▶ REQUIRED TASK:
Reproduce the material below in full, substituting "menu-label" for every occurrence of "toolbar-label" and leaving all other text unchanged.

▶ INPUT DATA:
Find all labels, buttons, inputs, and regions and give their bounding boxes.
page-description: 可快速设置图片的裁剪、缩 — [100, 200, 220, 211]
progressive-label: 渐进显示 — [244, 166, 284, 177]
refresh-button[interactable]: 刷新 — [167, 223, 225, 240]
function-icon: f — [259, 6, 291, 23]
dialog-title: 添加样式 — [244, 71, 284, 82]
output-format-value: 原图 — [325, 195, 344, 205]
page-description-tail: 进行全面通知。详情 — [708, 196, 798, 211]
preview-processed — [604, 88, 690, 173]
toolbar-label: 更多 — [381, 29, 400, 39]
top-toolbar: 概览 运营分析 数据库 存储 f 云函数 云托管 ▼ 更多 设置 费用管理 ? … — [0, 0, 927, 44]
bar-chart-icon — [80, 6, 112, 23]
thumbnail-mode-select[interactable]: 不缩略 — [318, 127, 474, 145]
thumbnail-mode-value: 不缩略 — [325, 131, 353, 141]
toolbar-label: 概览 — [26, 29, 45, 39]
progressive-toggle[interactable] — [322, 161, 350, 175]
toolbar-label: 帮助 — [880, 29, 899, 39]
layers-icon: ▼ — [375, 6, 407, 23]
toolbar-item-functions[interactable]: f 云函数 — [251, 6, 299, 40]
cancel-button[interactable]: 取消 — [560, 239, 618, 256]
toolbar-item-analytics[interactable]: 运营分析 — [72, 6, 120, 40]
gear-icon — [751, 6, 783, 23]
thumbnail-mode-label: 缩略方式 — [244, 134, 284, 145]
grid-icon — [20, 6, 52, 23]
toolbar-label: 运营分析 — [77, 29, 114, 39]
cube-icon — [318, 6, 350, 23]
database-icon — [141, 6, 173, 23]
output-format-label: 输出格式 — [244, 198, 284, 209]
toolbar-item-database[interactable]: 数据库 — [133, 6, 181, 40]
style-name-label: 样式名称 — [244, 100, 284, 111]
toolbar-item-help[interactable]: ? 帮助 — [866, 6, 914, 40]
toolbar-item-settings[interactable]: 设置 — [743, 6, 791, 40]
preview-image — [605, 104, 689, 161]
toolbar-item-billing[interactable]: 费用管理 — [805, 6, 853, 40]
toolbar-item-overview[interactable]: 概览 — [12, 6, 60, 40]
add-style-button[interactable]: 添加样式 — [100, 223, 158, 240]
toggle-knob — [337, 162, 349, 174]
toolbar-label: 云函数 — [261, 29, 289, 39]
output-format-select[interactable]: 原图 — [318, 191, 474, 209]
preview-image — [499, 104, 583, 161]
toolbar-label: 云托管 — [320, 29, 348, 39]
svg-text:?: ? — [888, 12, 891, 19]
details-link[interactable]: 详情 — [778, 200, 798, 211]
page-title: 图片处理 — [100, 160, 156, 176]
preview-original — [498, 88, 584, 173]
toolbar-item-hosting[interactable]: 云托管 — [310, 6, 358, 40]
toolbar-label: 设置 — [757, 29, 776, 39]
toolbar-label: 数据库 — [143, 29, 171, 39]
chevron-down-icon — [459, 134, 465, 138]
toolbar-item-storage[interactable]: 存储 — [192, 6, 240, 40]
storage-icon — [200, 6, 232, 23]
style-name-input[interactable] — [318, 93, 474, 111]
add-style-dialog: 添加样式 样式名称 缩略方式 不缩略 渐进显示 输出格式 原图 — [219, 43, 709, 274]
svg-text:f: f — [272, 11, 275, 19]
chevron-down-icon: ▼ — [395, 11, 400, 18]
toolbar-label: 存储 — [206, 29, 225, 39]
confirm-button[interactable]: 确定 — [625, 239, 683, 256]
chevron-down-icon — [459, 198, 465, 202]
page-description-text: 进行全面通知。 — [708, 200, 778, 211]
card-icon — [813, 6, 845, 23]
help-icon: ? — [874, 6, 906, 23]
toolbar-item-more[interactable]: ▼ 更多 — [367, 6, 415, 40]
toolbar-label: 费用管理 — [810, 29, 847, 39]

▶ TASK RESULT:
Find all labels, buttons, inputs, and regions and give their bounding boxes.
page-description: 可快速设置图片的裁剪、缩 — [100, 200, 220, 211]
progressive-label: 渐进显示 — [244, 166, 284, 177]
refresh-button[interactable]: 刷新 — [167, 223, 225, 240]
function-icon: f — [259, 6, 291, 23]
dialog-title: 添加样式 — [244, 71, 284, 82]
output-format-value: 原图 — [325, 195, 344, 205]
page-description-tail: 进行全面通知。详情 — [708, 196, 798, 211]
preview-processed — [604, 88, 690, 173]
menu-label: 更多 — [381, 29, 400, 39]
top-toolbar: 概览 运营分析 数据库 存储 f 云函数 云托管 ▼ 更多 设置 费用管理 ? … — [0, 0, 927, 44]
bar-chart-icon — [80, 6, 112, 23]
thumbnail-mode-select[interactable]: 不缩略 — [318, 127, 474, 145]
thumbnail-mode-value: 不缩略 — [325, 131, 353, 141]
menu-label: 概览 — [26, 29, 45, 39]
progressive-toggle[interactable] — [322, 161, 350, 175]
menu-label: 帮助 — [880, 29, 899, 39]
layers-icon: ▼ — [375, 6, 407, 23]
toolbar-item-functions[interactable]: f 云函数 — [251, 6, 299, 40]
cancel-button[interactable]: 取消 — [560, 239, 618, 256]
toolbar-item-analytics[interactable]: 运营分析 — [72, 6, 120, 40]
gear-icon — [751, 6, 783, 23]
thumbnail-mode-label: 缩略方式 — [244, 134, 284, 145]
grid-icon — [20, 6, 52, 23]
menu-label: 运营分析 — [77, 29, 114, 39]
cube-icon — [318, 6, 350, 23]
database-icon — [141, 6, 173, 23]
output-format-label: 输出格式 — [244, 198, 284, 209]
toolbar-item-database[interactable]: 数据库 — [133, 6, 181, 40]
style-name-label: 样式名称 — [244, 100, 284, 111]
toolbar-item-help[interactable]: ? 帮助 — [866, 6, 914, 40]
toolbar-item-settings[interactable]: 设置 — [743, 6, 791, 40]
preview-image — [605, 104, 689, 161]
toolbar-item-billing[interactable]: 费用管理 — [805, 6, 853, 40]
toolbar-item-overview[interactable]: 概览 — [12, 6, 60, 40]
add-style-button[interactable]: 添加样式 — [100, 223, 158, 240]
toggle-knob — [337, 162, 349, 174]
menu-label: 云函数 — [261, 29, 289, 39]
output-format-select[interactable]: 原图 — [318, 191, 474, 209]
preview-image — [499, 104, 583, 161]
menu-label: 云托管 — [320, 29, 348, 39]
svg-text:?: ? — [888, 12, 891, 19]
details-link[interactable]: 详情 — [778, 200, 798, 211]
page-title: 图片处理 — [100, 160, 156, 176]
preview-original — [498, 88, 584, 173]
toolbar-item-hosting[interactable]: 云托管 — [310, 6, 358, 40]
menu-label: 设置 — [757, 29, 776, 39]
menu-label: 数据库 — [143, 29, 171, 39]
chevron-down-icon — [459, 134, 465, 138]
toolbar-item-storage[interactable]: 存储 — [192, 6, 240, 40]
storage-icon — [200, 6, 232, 23]
style-name-input[interactable] — [318, 93, 474, 111]
add-style-dialog: 添加样式 样式名称 缩略方式 不缩略 渐进显示 输出格式 原图 — [219, 43, 709, 274]
svg-text:f: f — [272, 11, 275, 19]
chevron-down-icon: ▼ — [395, 11, 400, 18]
menu-label: 存储 — [206, 29, 225, 39]
confirm-button[interactable]: 确定 — [625, 239, 683, 256]
chevron-down-icon — [459, 198, 465, 202]
page-description-text: 进行全面通知。 — [708, 200, 778, 211]
card-icon — [813, 6, 845, 23]
help-icon: ? — [874, 6, 906, 23]
toolbar-item-more[interactable]: ▼ 更多 — [367, 6, 415, 40]
menu-label: 费用管理 — [810, 29, 847, 39]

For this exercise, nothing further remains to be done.